Exercise -> Repeat every line exactly, keeping the pictures out of the copy.

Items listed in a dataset
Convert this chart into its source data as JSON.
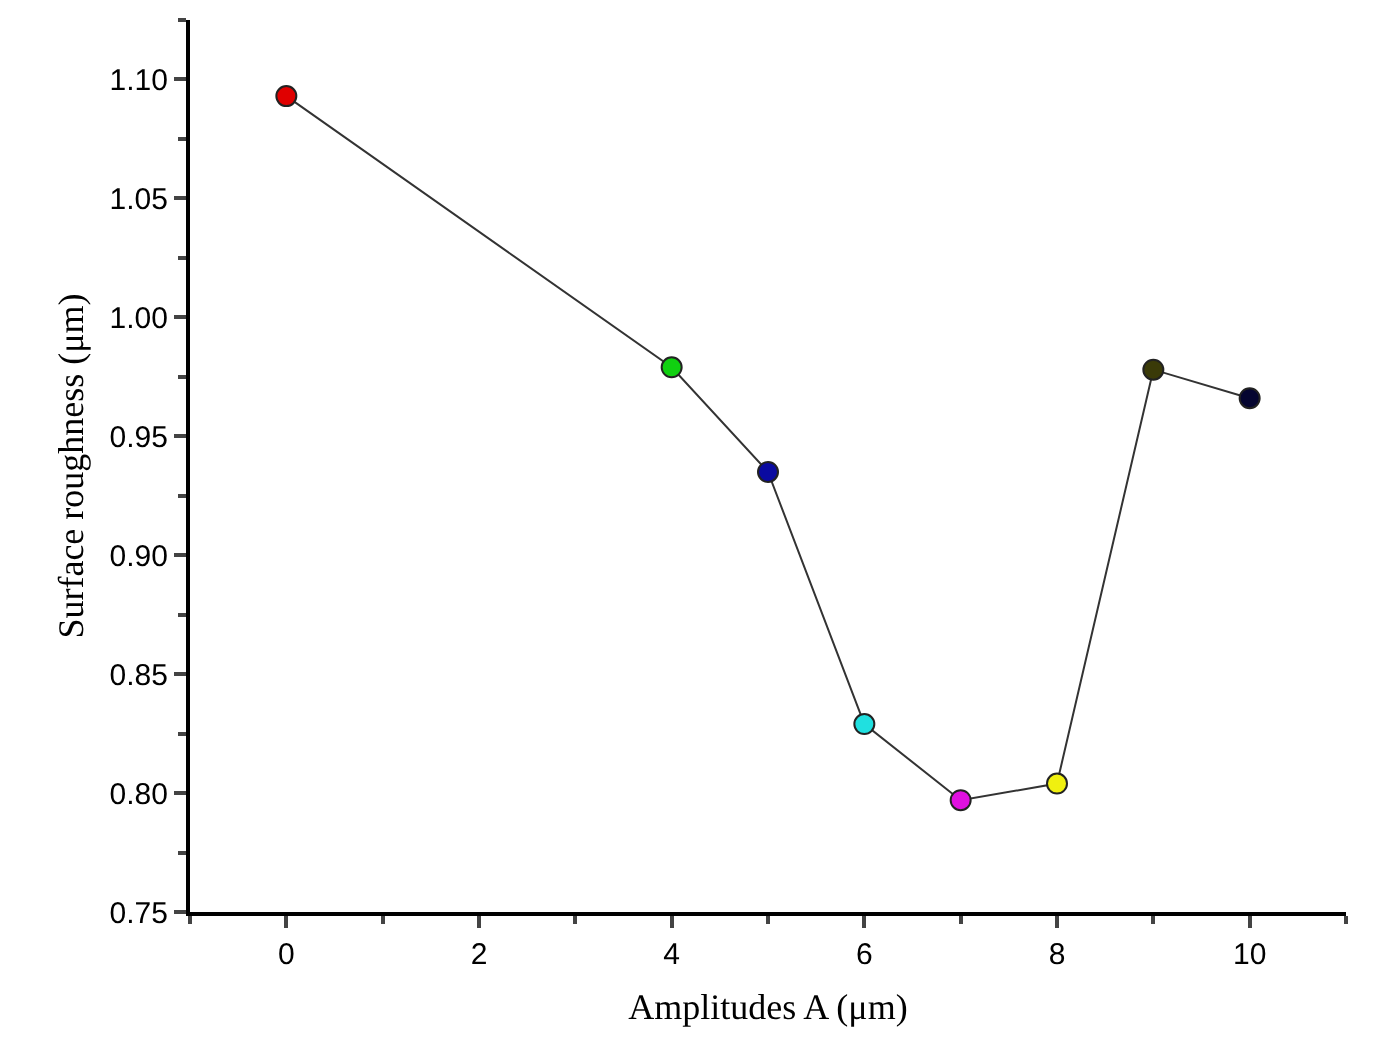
{
  "chart_data": {
    "type": "line",
    "xlabel": "Amplitudes A (μm)",
    "ylabel": "Surface roughness (μm)",
    "x": [
      0,
      4,
      5,
      6,
      7,
      8,
      9,
      10
    ],
    "series": [
      {
        "color": "#333333",
        "colors": [
          "#e00000",
          "#10d010",
          "#0a0aa0",
          "#20e0e0",
          "#e010e0",
          "#f0f010",
          "#3a3a08",
          "#050530"
        ],
        "values": [
          1.093,
          0.979,
          0.935,
          0.829,
          0.797,
          0.804,
          0.978,
          0.966
        ]
      }
    ],
    "xlim": [
      -1,
      11
    ],
    "xticks": [
      0,
      2,
      4,
      6,
      8,
      10
    ],
    "ylim": [
      0.75,
      1.125
    ],
    "yticks": [
      {
        "value": 0.75,
        "label": "0.75"
      },
      {
        "value": 0.8,
        "label": "0.80"
      },
      {
        "value": 0.85,
        "label": "0.85"
      },
      {
        "value": 0.9,
        "label": "0.90"
      },
      {
        "value": 0.95,
        "label": "0.95"
      },
      {
        "value": 1.0,
        "label": "1.00"
      },
      {
        "value": 1.05,
        "label": "1.05"
      },
      {
        "value": 1.1,
        "label": "1.10"
      }
    ],
    "marker": "circle",
    "line_style": "solid"
  }
}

Response ->
Convert this chart into its source data as JSON.
{
  "chart_data": {
    "type": "line",
    "xlabel": "Amplitudes A (μm)",
    "ylabel": "Surface roughness (μm)",
    "x": [
      0,
      4,
      5,
      6,
      7,
      8,
      9,
      10
    ],
    "series": [
      {
        "color": "#333333",
        "colors": [
          "#e00000",
          "#10d010",
          "#0a0aa0",
          "#20e0e0",
          "#e010e0",
          "#f0f010",
          "#3a3a08",
          "#050530"
        ],
        "values": [
          1.093,
          0.979,
          0.935,
          0.829,
          0.797,
          0.804,
          0.978,
          0.966
        ]
      }
    ],
    "xlim": [
      -1,
      11
    ],
    "xticks": [
      0,
      2,
      4,
      6,
      8,
      10
    ],
    "ylim": [
      0.75,
      1.125
    ],
    "yticks": [
      {
        "value": 0.75,
        "label": "0.75"
      },
      {
        "value": 0.8,
        "label": "0.80"
      },
      {
        "value": 0.85,
        "label": "0.85"
      },
      {
        "value": 0.9,
        "label": "0.90"
      },
      {
        "value": 0.95,
        "label": "0.95"
      },
      {
        "value": 1.0,
        "label": "1.00"
      },
      {
        "value": 1.05,
        "label": "1.05"
      },
      {
        "value": 1.1,
        "label": "1.10"
      }
    ],
    "marker": "circle",
    "line_style": "solid"
  }
}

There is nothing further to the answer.